» **Short task**: Copy each record exactly as it reads, leaving out any pictures it holds.

» **Records for the exercise**:
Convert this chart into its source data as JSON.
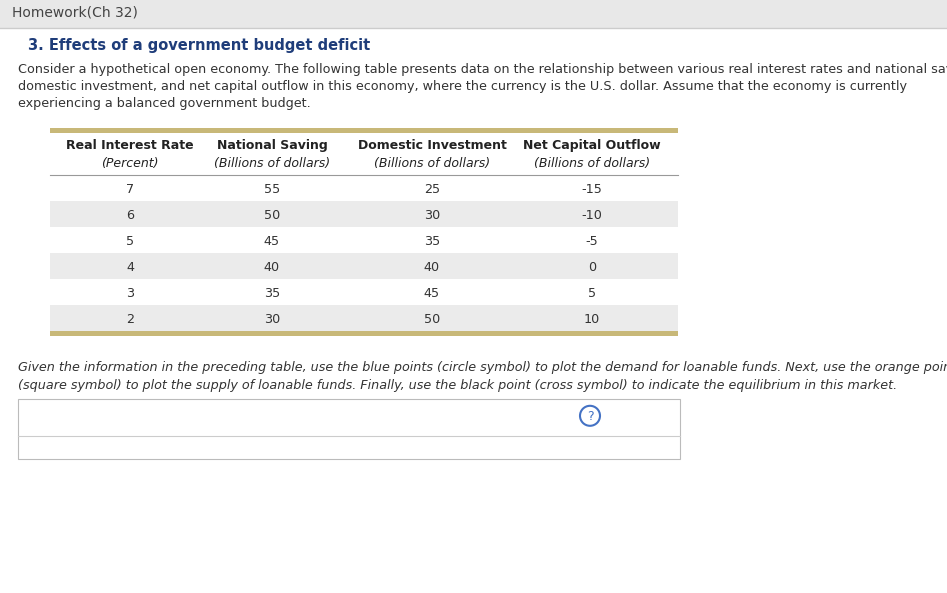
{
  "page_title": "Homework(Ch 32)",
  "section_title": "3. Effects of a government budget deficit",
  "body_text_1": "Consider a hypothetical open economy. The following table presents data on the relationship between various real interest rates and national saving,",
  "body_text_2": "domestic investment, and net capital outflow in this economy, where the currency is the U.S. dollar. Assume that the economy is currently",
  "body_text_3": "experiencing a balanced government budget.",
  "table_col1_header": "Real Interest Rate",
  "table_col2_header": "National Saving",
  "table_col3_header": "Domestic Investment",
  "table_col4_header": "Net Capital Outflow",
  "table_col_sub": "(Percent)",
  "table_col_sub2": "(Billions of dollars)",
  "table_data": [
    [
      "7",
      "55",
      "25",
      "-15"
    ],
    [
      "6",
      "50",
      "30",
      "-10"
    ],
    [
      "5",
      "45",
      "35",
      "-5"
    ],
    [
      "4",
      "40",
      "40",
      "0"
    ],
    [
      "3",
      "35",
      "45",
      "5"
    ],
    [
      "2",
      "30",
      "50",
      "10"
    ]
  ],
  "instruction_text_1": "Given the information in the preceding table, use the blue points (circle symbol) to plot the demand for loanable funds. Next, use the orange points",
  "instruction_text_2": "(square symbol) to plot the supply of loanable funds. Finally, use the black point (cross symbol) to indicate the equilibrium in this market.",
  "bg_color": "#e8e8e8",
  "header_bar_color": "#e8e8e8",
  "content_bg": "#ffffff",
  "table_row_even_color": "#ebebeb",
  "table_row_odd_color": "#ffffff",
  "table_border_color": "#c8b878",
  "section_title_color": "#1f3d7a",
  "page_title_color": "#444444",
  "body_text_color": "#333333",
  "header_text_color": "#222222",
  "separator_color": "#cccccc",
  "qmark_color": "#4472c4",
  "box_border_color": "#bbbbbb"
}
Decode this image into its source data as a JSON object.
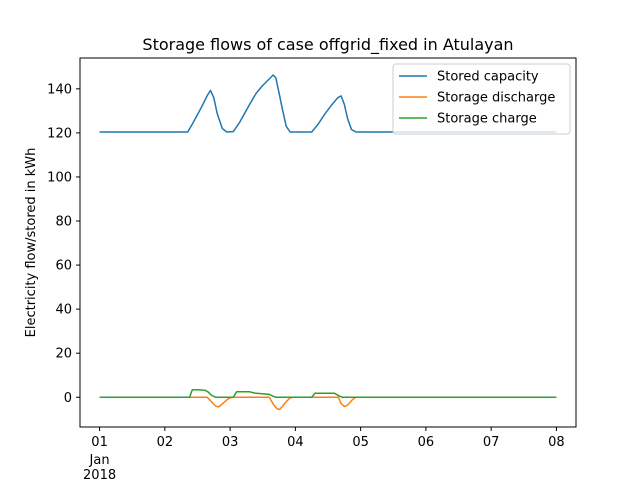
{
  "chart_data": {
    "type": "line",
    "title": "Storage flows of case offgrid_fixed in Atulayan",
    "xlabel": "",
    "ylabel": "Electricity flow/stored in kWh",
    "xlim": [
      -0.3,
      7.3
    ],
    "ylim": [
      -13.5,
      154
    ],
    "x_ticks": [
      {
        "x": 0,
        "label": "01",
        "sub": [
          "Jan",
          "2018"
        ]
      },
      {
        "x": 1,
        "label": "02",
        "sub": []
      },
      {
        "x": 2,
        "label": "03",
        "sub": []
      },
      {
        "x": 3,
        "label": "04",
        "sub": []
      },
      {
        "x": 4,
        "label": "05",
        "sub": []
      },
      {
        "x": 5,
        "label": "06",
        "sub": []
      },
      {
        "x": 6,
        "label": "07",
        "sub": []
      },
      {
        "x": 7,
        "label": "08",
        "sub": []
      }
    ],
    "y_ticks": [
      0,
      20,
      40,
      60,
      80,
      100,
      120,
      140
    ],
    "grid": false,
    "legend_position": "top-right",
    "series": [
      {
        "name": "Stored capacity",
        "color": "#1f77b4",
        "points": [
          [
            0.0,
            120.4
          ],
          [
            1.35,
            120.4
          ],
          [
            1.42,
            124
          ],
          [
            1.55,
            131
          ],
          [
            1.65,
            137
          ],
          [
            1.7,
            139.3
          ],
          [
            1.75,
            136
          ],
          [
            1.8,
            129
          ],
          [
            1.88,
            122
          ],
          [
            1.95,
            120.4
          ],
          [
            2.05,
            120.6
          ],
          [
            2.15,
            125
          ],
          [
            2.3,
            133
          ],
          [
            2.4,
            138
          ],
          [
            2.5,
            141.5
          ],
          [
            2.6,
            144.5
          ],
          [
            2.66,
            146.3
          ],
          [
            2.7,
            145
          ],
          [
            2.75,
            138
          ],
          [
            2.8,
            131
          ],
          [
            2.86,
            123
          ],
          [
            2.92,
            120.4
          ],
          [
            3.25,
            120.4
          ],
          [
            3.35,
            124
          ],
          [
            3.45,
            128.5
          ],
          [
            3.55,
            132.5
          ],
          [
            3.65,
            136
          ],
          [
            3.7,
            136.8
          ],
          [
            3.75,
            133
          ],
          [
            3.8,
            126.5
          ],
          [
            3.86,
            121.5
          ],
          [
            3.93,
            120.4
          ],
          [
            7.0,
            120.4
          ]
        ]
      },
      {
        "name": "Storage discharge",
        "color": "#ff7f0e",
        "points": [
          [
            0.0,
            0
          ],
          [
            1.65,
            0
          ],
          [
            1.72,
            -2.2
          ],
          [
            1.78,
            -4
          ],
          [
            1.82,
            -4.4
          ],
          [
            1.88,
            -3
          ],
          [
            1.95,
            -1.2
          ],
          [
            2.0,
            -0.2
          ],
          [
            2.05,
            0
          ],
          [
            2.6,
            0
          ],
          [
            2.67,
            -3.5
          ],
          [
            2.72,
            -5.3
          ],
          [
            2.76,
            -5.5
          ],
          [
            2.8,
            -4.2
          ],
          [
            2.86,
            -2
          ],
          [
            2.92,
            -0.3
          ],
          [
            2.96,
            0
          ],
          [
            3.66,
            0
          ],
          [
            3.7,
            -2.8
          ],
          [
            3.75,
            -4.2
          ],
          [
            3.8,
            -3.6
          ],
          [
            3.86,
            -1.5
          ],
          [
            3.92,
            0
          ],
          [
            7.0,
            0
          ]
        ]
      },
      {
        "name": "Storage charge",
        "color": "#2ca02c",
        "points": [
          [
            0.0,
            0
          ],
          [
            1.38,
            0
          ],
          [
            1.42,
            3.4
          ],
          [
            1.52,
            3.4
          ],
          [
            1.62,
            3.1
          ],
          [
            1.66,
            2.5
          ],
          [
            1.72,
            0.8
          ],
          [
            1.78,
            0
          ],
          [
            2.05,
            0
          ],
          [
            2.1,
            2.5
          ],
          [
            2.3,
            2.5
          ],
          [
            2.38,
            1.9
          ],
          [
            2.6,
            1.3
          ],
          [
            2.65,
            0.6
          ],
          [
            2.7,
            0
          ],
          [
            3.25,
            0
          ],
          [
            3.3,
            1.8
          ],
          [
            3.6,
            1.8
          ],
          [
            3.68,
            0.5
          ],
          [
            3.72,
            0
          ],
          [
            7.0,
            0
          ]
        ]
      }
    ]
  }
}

» **Task result**:
Convert this chart into its source data as JSON.
{
  "page_title": "Homework(Ch 32)",
  "section_title": "3. Effects of a government budget deficit",
  "body_text_1": "Consider a hypothetical open economy. The following table presents data on the relationship between various real interest rates and national saving,",
  "body_text_2": "domestic investment, and net capital outflow in this economy, where the currency is the U.S. dollar. Assume that the economy is currently",
  "body_text_3": "experiencing a balanced government budget.",
  "table_col1_header": "Real Interest Rate",
  "table_col2_header": "National Saving",
  "table_col3_header": "Domestic Investment",
  "table_col4_header": "Net Capital Outflow",
  "table_col_sub": "(Percent)",
  "table_col_sub2": "(Billions of dollars)",
  "table_data": [
    [
      "7",
      "55",
      "25",
      "-15"
    ],
    [
      "6",
      "50",
      "30",
      "-10"
    ],
    [
      "5",
      "45",
      "35",
      "-5"
    ],
    [
      "4",
      "40",
      "40",
      "0"
    ],
    [
      "3",
      "35",
      "45",
      "5"
    ],
    [
      "2",
      "30",
      "50",
      "10"
    ]
  ],
  "instruction_text_1": "Given the information in the preceding table, use the blue points (circle symbol) to plot the demand for loanable funds. Next, use the orange points",
  "instruction_text_2": "(square symbol) to plot the supply of loanable funds. Finally, use the black point (cross symbol) to indicate the equilibrium in this market.",
  "bg_color": "#e8e8e8",
  "header_bar_color": "#e8e8e8",
  "content_bg": "#ffffff",
  "table_row_even_color": "#ebebeb",
  "table_row_odd_color": "#ffffff",
  "table_border_color": "#c8b878",
  "section_title_color": "#1f3d7a",
  "page_title_color": "#444444",
  "body_text_color": "#333333",
  "header_text_color": "#222222",
  "separator_color": "#cccccc",
  "qmark_color": "#4472c4",
  "box_border_color": "#bbbbbb"
}
Decode this image into its source data as a JSON object.
{
  "chart_data": {
    "type": "line",
    "title": "Storage flows of case offgrid_fixed in Atulayan",
    "xlabel": "",
    "ylabel": "Electricity flow/stored in kWh",
    "xlim": [
      -0.3,
      7.3
    ],
    "ylim": [
      -13.5,
      154
    ],
    "x_ticks": [
      {
        "x": 0,
        "label": "01",
        "sub": [
          "Jan",
          "2018"
        ]
      },
      {
        "x": 1,
        "label": "02",
        "sub": []
      },
      {
        "x": 2,
        "label": "03",
        "sub": []
      },
      {
        "x": 3,
        "label": "04",
        "sub": []
      },
      {
        "x": 4,
        "label": "05",
        "sub": []
      },
      {
        "x": 5,
        "label": "06",
        "sub": []
      },
      {
        "x": 6,
        "label": "07",
        "sub": []
      },
      {
        "x": 7,
        "label": "08",
        "sub": []
      }
    ],
    "y_ticks": [
      0,
      20,
      40,
      60,
      80,
      100,
      120,
      140
    ],
    "grid": false,
    "legend_position": "top-right",
    "series": [
      {
        "name": "Stored capacity",
        "color": "#1f77b4",
        "points": [
          [
            0.0,
            120.4
          ],
          [
            1.35,
            120.4
          ],
          [
            1.42,
            124
          ],
          [
            1.55,
            131
          ],
          [
            1.65,
            137
          ],
          [
            1.7,
            139.3
          ],
          [
            1.75,
            136
          ],
          [
            1.8,
            129
          ],
          [
            1.88,
            122
          ],
          [
            1.95,
            120.4
          ],
          [
            2.05,
            120.6
          ],
          [
            2.15,
            125
          ],
          [
            2.3,
            133
          ],
          [
            2.4,
            138
          ],
          [
            2.5,
            141.5
          ],
          [
            2.6,
            144.5
          ],
          [
            2.66,
            146.3
          ],
          [
            2.7,
            145
          ],
          [
            2.75,
            138
          ],
          [
            2.8,
            131
          ],
          [
            2.86,
            123
          ],
          [
            2.92,
            120.4
          ],
          [
            3.25,
            120.4
          ],
          [
            3.35,
            124
          ],
          [
            3.45,
            128.5
          ],
          [
            3.55,
            132.5
          ],
          [
            3.65,
            136
          ],
          [
            3.7,
            136.8
          ],
          [
            3.75,
            133
          ],
          [
            3.8,
            126.5
          ],
          [
            3.86,
            121.5
          ],
          [
            3.93,
            120.4
          ],
          [
            7.0,
            120.4
          ]
        ]
      },
      {
        "name": "Storage discharge",
        "color": "#ff7f0e",
        "points": [
          [
            0.0,
            0
          ],
          [
            1.65,
            0
          ],
          [
            1.72,
            -2.2
          ],
          [
            1.78,
            -4
          ],
          [
            1.82,
            -4.4
          ],
          [
            1.88,
            -3
          ],
          [
            1.95,
            -1.2
          ],
          [
            2.0,
            -0.2
          ],
          [
            2.05,
            0
          ],
          [
            2.6,
            0
          ],
          [
            2.67,
            -3.5
          ],
          [
            2.72,
            -5.3
          ],
          [
            2.76,
            -5.5
          ],
          [
            2.8,
            -4.2
          ],
          [
            2.86,
            -2
          ],
          [
            2.92,
            -0.3
          ],
          [
            2.96,
            0
          ],
          [
            3.66,
            0
          ],
          [
            3.7,
            -2.8
          ],
          [
            3.75,
            -4.2
          ],
          [
            3.8,
            -3.6
          ],
          [
            3.86,
            -1.5
          ],
          [
            3.92,
            0
          ],
          [
            7.0,
            0
          ]
        ]
      },
      {
        "name": "Storage charge",
        "color": "#2ca02c",
        "points": [
          [
            0.0,
            0
          ],
          [
            1.38,
            0
          ],
          [
            1.42,
            3.4
          ],
          [
            1.52,
            3.4
          ],
          [
            1.62,
            3.1
          ],
          [
            1.66,
            2.5
          ],
          [
            1.72,
            0.8
          ],
          [
            1.78,
            0
          ],
          [
            2.05,
            0
          ],
          [
            2.1,
            2.5
          ],
          [
            2.3,
            2.5
          ],
          [
            2.38,
            1.9
          ],
          [
            2.6,
            1.3
          ],
          [
            2.65,
            0.6
          ],
          [
            2.7,
            0
          ],
          [
            3.25,
            0
          ],
          [
            3.3,
            1.8
          ],
          [
            3.6,
            1.8
          ],
          [
            3.68,
            0.5
          ],
          [
            3.72,
            0
          ],
          [
            7.0,
            0
          ]
        ]
      }
    ]
  }
}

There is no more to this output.